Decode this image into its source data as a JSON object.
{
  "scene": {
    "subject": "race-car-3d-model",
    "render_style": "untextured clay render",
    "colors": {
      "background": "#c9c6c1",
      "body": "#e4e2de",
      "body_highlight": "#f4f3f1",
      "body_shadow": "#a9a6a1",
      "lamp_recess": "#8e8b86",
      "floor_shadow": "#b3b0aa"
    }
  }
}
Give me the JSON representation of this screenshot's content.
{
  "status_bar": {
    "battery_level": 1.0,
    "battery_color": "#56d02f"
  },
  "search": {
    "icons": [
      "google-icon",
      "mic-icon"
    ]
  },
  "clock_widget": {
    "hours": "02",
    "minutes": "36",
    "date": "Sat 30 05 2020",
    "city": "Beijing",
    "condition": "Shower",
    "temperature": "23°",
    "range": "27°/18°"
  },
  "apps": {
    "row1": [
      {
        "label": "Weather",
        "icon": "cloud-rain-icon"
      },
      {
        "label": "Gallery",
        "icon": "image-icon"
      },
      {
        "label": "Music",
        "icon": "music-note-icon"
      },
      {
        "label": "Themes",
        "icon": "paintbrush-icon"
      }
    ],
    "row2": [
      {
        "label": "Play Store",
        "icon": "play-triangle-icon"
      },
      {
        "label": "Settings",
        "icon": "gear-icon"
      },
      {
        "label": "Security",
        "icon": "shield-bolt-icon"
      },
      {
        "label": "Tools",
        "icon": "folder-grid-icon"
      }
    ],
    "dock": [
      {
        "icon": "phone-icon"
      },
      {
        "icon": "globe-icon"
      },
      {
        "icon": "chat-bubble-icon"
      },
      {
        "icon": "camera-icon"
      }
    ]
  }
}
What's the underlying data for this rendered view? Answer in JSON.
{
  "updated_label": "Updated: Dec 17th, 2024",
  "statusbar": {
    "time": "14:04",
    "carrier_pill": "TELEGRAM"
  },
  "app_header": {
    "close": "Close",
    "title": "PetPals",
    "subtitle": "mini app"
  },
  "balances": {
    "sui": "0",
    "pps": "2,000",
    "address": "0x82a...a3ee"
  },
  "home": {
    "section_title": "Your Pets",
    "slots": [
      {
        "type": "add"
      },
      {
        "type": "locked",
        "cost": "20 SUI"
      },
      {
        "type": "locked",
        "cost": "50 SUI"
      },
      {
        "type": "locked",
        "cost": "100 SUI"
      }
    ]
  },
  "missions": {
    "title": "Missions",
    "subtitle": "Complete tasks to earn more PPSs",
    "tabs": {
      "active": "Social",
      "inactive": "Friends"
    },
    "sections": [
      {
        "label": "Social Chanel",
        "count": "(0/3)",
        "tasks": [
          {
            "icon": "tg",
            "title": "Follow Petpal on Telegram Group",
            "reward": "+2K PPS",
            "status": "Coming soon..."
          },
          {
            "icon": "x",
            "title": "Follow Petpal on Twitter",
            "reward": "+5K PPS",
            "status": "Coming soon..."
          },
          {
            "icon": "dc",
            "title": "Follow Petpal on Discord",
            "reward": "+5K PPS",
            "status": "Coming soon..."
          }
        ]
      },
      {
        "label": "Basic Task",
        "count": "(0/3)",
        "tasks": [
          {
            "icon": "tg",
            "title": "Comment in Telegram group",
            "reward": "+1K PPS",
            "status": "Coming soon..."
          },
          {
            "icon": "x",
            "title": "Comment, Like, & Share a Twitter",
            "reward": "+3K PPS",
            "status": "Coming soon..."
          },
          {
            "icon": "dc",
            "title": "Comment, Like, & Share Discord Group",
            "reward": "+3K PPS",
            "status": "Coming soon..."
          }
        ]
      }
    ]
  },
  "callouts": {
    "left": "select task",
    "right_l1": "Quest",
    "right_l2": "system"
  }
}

SHORT TASK — Check each line of the entries above, and show every one holding the word "Follow".

PROBLEM SOLUTION —
            "title": "Follow Petpal on Telegram Group",
            "title": "Follow Petpal on Twitter",
            "title": "Follow Petpal on Discord",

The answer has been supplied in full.